What to work on:
Each line of the material must be repeated precisely, with the pictures left out.

Data for this exercise:
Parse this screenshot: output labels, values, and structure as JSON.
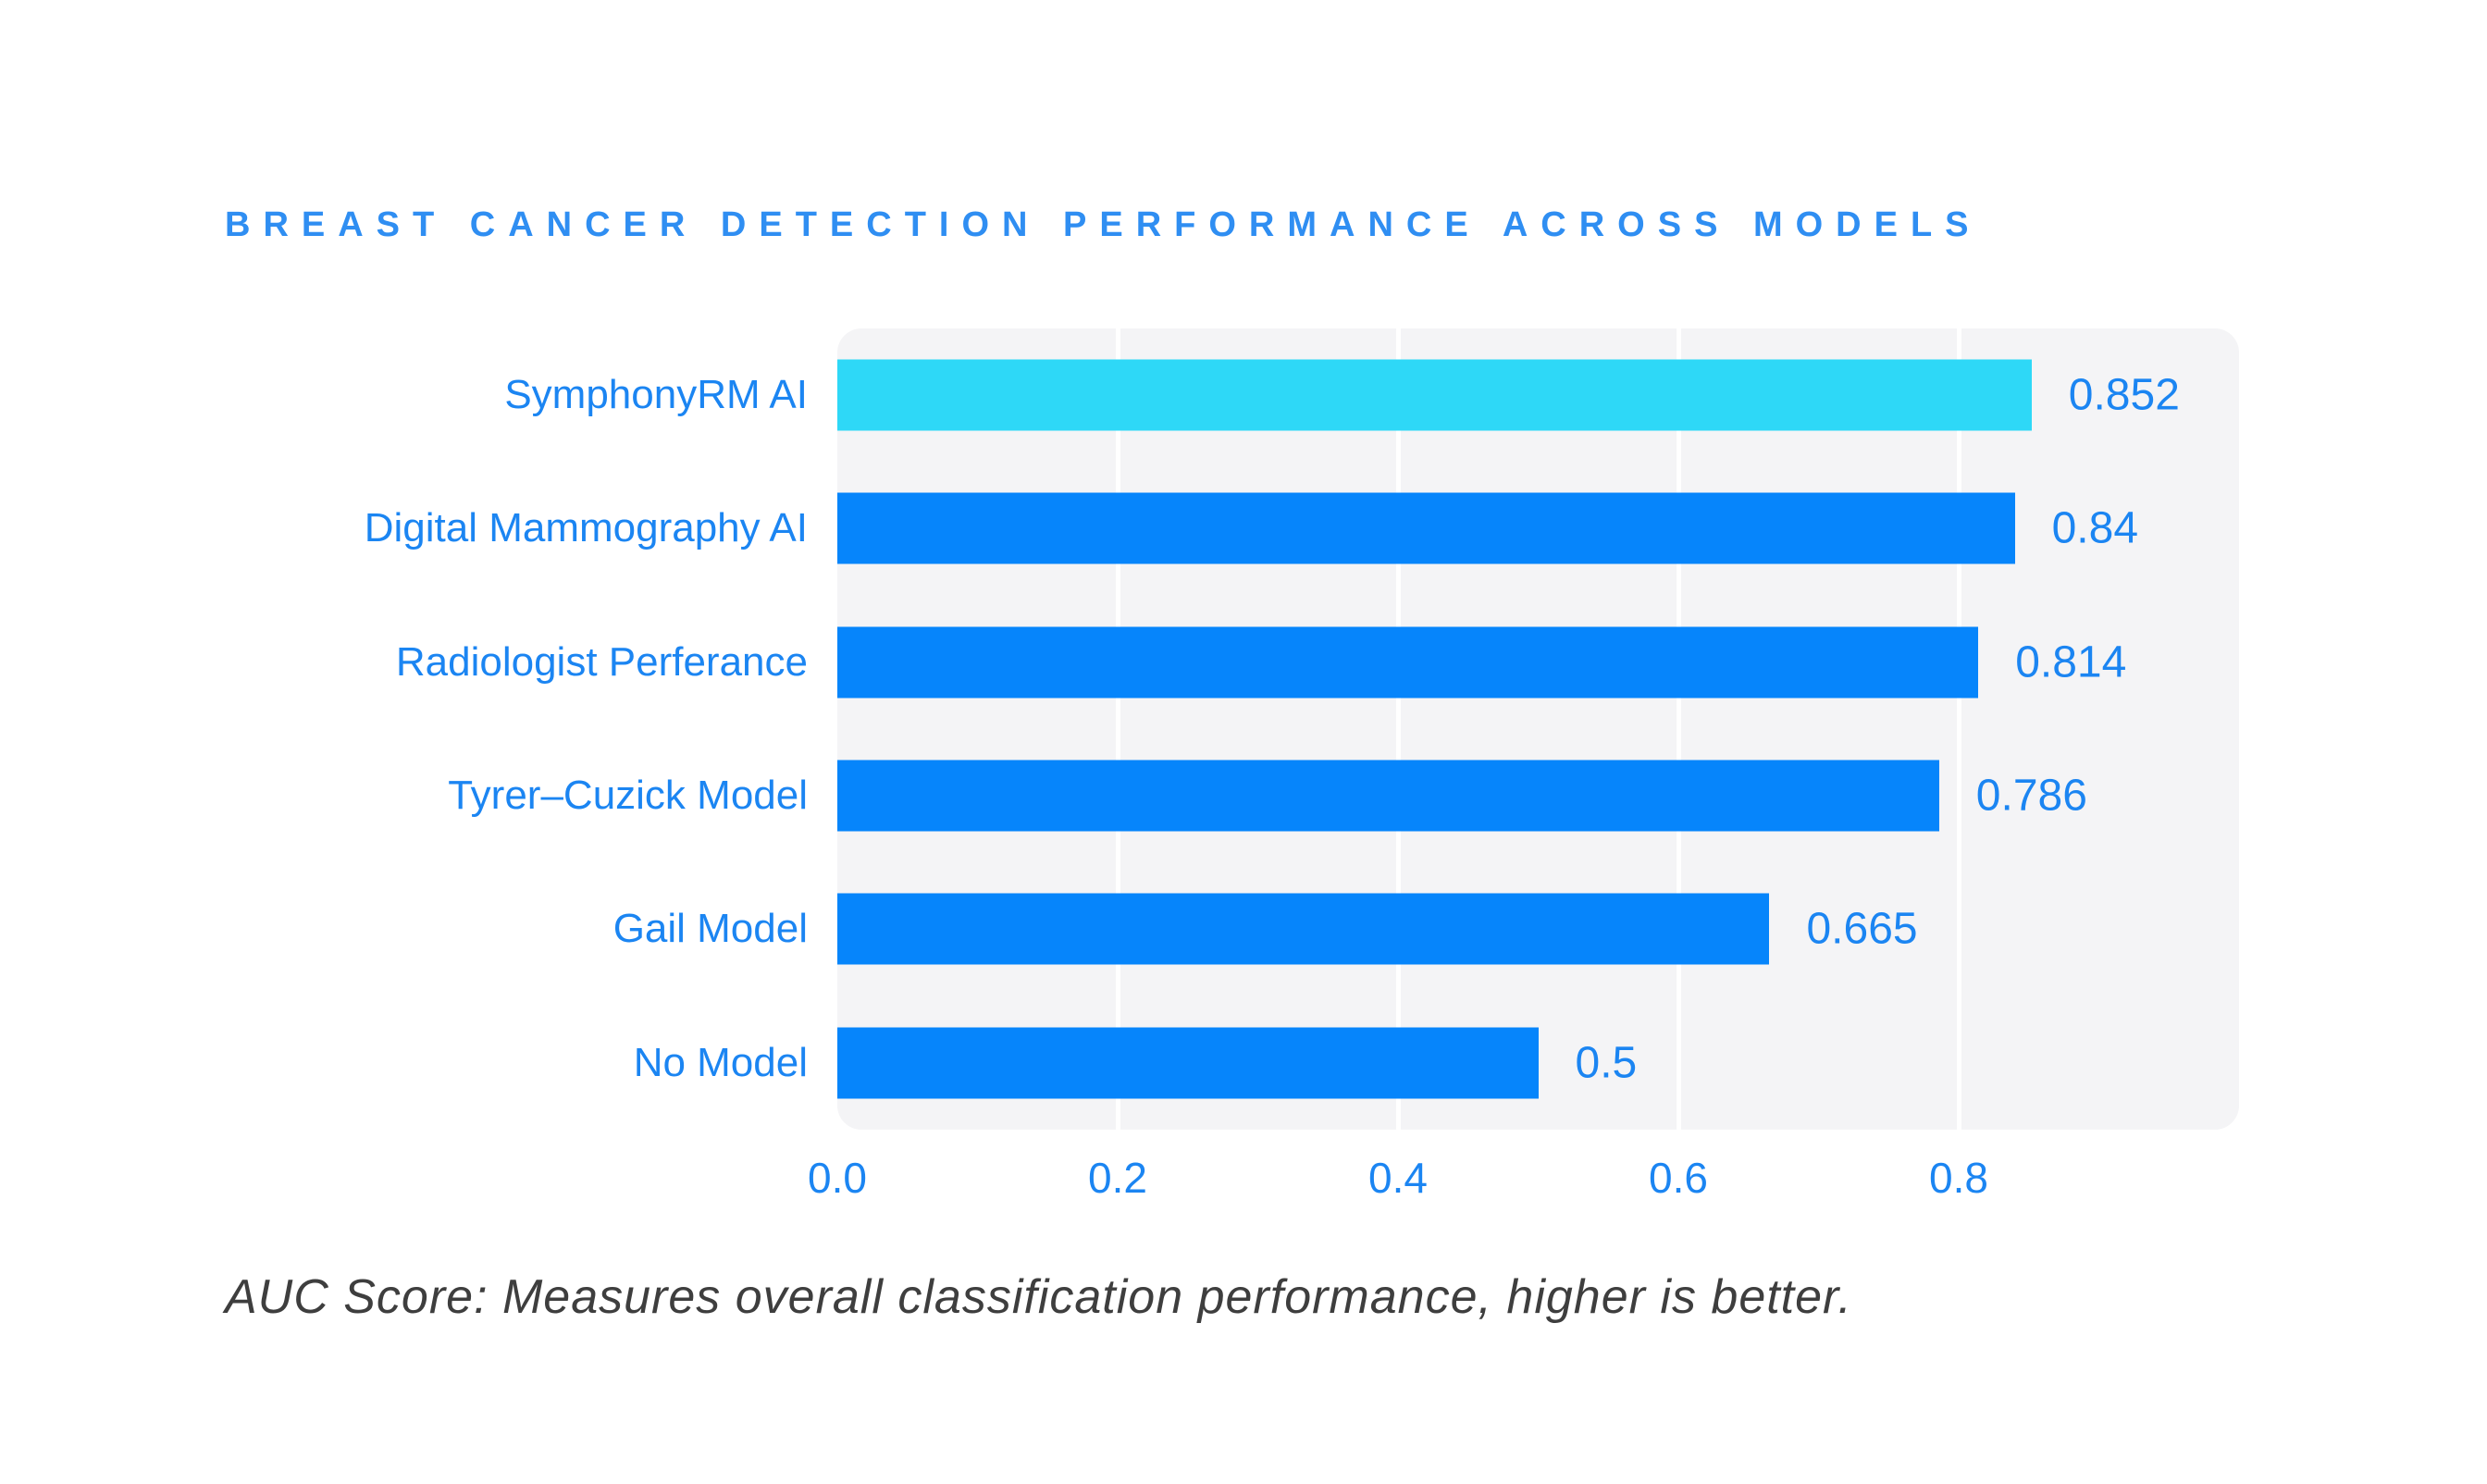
{
  "chart_data": {
    "type": "bar",
    "orientation": "horizontal",
    "title": "BREAST CANCER DETECTION PERFORMANCE ACROSS MODELS",
    "categories": [
      "SymphonyRM AI",
      "Digital Mammography AI",
      "Radiologist Perferance",
      "Tyrer–Cuzick Model",
      "Gail Model",
      "No Model"
    ],
    "values": [
      0.852,
      0.84,
      0.814,
      0.786,
      0.665,
      0.5
    ],
    "value_labels": [
      "0.852",
      "0.84",
      "0.814",
      "0.786",
      "0.665",
      "0.5"
    ],
    "bar_colors": [
      "#2ed8f7",
      "#0685fb",
      "#0685fb",
      "#0685fb",
      "#0685fb",
      "#0685fb"
    ],
    "xlabel": "",
    "ylabel": "",
    "xlim": [
      0,
      1.0
    ],
    "xticks": [
      0,
      0.2,
      0.4,
      0.6,
      0.8
    ],
    "xtick_labels": [
      "0.0",
      "0.2",
      "0.4",
      "0.6",
      "0.8"
    ],
    "grid": true,
    "legend": false,
    "note": "AUC Score: Measures overall classification performance, higher is better."
  },
  "colors": {
    "title": "#2f8ef2",
    "text_blue": "#1b85f2",
    "bar_blue": "#0685fb",
    "bar_cyan": "#2ed8f7",
    "plot_background": "#f4f4f6",
    "gridline": "#ffffff",
    "note_text": "#3e3e3e",
    "page_background": "#ffffff"
  }
}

Written response:
Parse this screenshot: output labels, values, and structure as JSON.
{
  "chart_data": {
    "type": "bar",
    "orientation": "horizontal",
    "title": "BREAST CANCER DETECTION PERFORMANCE ACROSS MODELS",
    "categories": [
      "SymphonyRM AI",
      "Digital Mammography AI",
      "Radiologist Perferance",
      "Tyrer–Cuzick Model",
      "Gail Model",
      "No Model"
    ],
    "values": [
      0.852,
      0.84,
      0.814,
      0.786,
      0.665,
      0.5
    ],
    "value_labels": [
      "0.852",
      "0.84",
      "0.814",
      "0.786",
      "0.665",
      "0.5"
    ],
    "bar_colors": [
      "#2ed8f7",
      "#0685fb",
      "#0685fb",
      "#0685fb",
      "#0685fb",
      "#0685fb"
    ],
    "xlabel": "",
    "ylabel": "",
    "xlim": [
      0,
      1.0
    ],
    "xticks": [
      0,
      0.2,
      0.4,
      0.6,
      0.8
    ],
    "xtick_labels": [
      "0.0",
      "0.2",
      "0.4",
      "0.6",
      "0.8"
    ],
    "grid": true,
    "legend": false,
    "note": "AUC Score: Measures overall classification performance, higher is better."
  },
  "colors": {
    "title": "#2f8ef2",
    "text_blue": "#1b85f2",
    "bar_blue": "#0685fb",
    "bar_cyan": "#2ed8f7",
    "plot_background": "#f4f4f6",
    "gridline": "#ffffff",
    "note_text": "#3e3e3e",
    "page_background": "#ffffff"
  }
}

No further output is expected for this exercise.